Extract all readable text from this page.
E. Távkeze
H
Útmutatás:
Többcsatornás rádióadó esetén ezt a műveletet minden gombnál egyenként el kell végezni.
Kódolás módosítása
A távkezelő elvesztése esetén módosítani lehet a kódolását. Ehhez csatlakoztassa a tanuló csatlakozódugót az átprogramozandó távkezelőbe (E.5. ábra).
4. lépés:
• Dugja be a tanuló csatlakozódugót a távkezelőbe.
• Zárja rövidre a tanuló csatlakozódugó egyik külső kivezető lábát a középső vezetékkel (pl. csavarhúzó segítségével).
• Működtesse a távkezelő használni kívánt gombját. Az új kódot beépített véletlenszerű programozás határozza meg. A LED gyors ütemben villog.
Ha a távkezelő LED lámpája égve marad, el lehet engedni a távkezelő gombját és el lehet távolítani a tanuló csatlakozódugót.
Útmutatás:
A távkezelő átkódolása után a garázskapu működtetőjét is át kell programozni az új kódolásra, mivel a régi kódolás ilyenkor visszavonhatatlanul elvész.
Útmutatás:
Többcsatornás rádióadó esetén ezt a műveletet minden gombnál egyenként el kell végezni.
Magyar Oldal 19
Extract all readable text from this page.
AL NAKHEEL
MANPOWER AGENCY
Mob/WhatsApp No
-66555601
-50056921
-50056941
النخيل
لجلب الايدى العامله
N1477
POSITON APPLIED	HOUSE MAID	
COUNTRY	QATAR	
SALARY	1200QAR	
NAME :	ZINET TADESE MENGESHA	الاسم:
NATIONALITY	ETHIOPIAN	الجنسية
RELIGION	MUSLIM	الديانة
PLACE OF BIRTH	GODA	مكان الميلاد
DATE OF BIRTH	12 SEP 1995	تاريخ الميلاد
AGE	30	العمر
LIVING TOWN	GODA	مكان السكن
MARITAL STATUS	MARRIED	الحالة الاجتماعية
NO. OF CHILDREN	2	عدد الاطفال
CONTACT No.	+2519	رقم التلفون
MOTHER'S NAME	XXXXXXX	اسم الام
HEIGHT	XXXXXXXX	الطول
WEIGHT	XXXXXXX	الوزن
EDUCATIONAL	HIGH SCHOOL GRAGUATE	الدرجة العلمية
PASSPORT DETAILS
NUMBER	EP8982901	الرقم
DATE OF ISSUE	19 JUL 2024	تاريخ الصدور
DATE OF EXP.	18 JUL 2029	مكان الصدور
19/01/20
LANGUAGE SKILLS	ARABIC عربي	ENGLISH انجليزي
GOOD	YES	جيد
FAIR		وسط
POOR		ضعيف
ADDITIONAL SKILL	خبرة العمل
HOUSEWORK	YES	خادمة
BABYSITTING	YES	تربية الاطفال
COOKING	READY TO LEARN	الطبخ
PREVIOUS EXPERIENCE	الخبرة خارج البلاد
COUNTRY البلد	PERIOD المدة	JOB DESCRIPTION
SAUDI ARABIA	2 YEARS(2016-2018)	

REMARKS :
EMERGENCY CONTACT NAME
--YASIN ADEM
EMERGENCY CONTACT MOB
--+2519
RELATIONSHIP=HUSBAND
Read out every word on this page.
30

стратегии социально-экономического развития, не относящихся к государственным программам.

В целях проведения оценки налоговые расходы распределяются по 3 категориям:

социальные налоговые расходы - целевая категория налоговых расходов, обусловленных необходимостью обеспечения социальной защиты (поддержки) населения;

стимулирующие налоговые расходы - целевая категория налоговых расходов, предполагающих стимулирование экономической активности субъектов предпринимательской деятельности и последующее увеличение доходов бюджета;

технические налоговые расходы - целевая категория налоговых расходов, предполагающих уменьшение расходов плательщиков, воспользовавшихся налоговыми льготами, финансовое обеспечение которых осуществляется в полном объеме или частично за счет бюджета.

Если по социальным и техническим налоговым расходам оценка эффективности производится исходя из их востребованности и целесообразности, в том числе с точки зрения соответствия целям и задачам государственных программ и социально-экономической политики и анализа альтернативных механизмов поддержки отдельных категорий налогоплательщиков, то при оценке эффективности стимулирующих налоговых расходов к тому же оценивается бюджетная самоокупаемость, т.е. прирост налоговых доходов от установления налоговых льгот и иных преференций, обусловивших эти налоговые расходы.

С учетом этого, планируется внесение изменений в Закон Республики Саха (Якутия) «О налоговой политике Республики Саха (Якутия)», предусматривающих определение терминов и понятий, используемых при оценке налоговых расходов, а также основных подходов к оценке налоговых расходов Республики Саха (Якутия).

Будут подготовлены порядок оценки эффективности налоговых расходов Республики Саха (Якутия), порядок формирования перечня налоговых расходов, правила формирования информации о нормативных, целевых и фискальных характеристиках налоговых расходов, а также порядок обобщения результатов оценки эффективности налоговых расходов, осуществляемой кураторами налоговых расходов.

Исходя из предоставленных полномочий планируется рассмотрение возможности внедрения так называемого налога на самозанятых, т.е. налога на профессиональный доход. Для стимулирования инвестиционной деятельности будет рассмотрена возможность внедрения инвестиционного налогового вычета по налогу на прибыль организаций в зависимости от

════════

• _Given problem_
Every record should be repeated exactly; please leave none out.

• _Response below_
Extract all readable text from this page.
E. Távkeze
H
Útmutatás:
Többcsatornás rádióadó esetén ezt a műveletet minden gombnál egyenként el kell végezni.
Kódolás módosítása
A távkezelő elvesztése esetén módosítani lehet a kódolását. Ehhez csatlakoztassa a tanuló csatlakozódugót az átprogramozandó távkezelőbe (E.5. ábra).
4. lépés:
• Dugja be a tanuló csatlakozódugót a távkezelőbe.
• Zárja rövidre a tanuló csatlakozódugó egyik külső kivezető lábát a középső vezetékkel (pl. csavarhúzó segítségével).
• Működtesse a távkezelő használni kívánt gombját. Az új kódot beépített véletlenszerű programozás határozza meg. A LED gyors ütemben villog.
Ha a távkezelő LED lámpája égve marad, el lehet engedni a távkezelő gombját és el lehet távolítani a tanuló csatlakozódugót.
Útmutatás:
A távkezelő átkódolása után a garázskapu működtetőjét is át kell programozni az új kódolásra, mivel a régi kódolás ilyenkor visszavonhatatlanul elvész.
Útmutatás:
Többcsatornás rádióadó esetén ezt a műveletet minden gombnál egyenként el kell végezni.
Magyar Oldal 19
Extract all readable text from this page.
AL NAKHEEL
MANPOWER AGENCY
Mob/WhatsApp No
-66555601
-50056921
-50056941
النخيل
لجلب الايدى العامله
N1477
POSITON APPLIED	HOUSE MAID	
COUNTRY	QATAR	
SALARY	1200QAR	
NAME :	ZINET TADESE MENGESHA	الاسم:
NATIONALITY	ETHIOPIAN	الجنسية
RELIGION	MUSLIM	الديانة
PLACE OF BIRTH	GODA	مكان الميلاد
DATE OF BIRTH	12 SEP 1995	تاريخ الميلاد
AGE	30	العمر
LIVING TOWN	GODA	مكان السكن
MARITAL STATUS	MARRIED	الحالة الاجتماعية
NO. OF CHILDREN	2	عدد الاطفال
CONTACT No.	+2519	رقم التلفون
MOTHER'S NAME	XXXXXXX	اسم الام
HEIGHT	XXXXXXXX	الطول
WEIGHT	XXXXXXX	الوزن
EDUCATIONAL	HIGH SCHOOL GRAGUATE	الدرجة العلمية
PASSPORT DETAILS
NUMBER	EP8982901	الرقم
DATE OF ISSUE	19 JUL 2024	تاريخ الصدور
DATE OF EXP.	18 JUL 2029	مكان الصدور
19/01/20
LANGUAGE SKILLS	ARABIC عربي	ENGLISH انجليزي
GOOD	YES	جيد
FAIR		وسط
POOR		ضعيف
ADDITIONAL SKILL	خبرة العمل
HOUSEWORK	YES	خادمة
BABYSITTING	YES	تربية الاطفال
COOKING	READY TO LEARN	الطبخ
PREVIOUS EXPERIENCE	الخبرة خارج البلاد
COUNTRY البلد	PERIOD المدة	JOB DESCRIPTION
SAUDI ARABIA	2 YEARS(2016-2018)	

REMARKS :
EMERGENCY CONTACT NAME
--YASIN ADEM
EMERGENCY CONTACT MOB
--+2519
RELATIONSHIP=HUSBAND
Read out every word on this page.
30

стратегии социально-экономического развития, не относящихся к государственным программам.

В целях проведения оценки налоговые расходы распределяются по 3 категориям:

социальные налоговые расходы - целевая категория налоговых расходов, обусловленных необходимостью обеспечения социальной защиты (поддержки) населения;

стимулирующие налоговые расходы - целевая категория налоговых расходов, предполагающих стимулирование экономической активности субъектов предпринимательской деятельности и последующее увеличение доходов бюджета;

технические налоговые расходы - целевая категория налоговых расходов, предполагающих уменьшение расходов плательщиков, воспользовавшихся налоговыми льготами, финансовое обеспечение которых осуществляется в полном объеме или частично за счет бюджета.

Если по социальным и техническим налоговым расходам оценка эффективности производится исходя из их востребованности и целесообразности, в том числе с точки зрения соответствия целям и задачам государственных программ и социально-экономической политики и анализа альтернативных механизмов поддержки отдельных категорий налогоплательщиков, то при оценке эффективности стимулирующих налоговых расходов к тому же оценивается бюджетная самоокупаемость, т.е. прирост налоговых доходов от установления налоговых льгот и иных преференций, обусловивших эти налоговые расходы.

С учетом этого, планируется внесение изменений в Закон Республики Саха (Якутия) «О налоговой политике Республики Саха (Якутия)», предусматривающих определение терминов и понятий, используемых при оценке налоговых расходов, а также основных подходов к оценке налоговых расходов Республики Саха (Якутия).

Будут подготовлены порядок оценки эффективности налоговых расходов Республики Саха (Якутия), порядок формирования перечня налоговых расходов, правила формирования информации о нормативных, целевых и фискальных характеристиках налоговых расходов, а также порядок обобщения результатов оценки эффективности налоговых расходов, осуществляемой кураторами налоговых расходов.

Исходя из предоставленных полномочий планируется рассмотрение возможности внедрения так называемого налога на самозанятых, т.е. налога на профессиональный доход. Для стимулирования инвестиционной деятельности будет рассмотрена возможность внедрения инвестиционного налогового вычета по налогу на прибыль организаций в зависимости от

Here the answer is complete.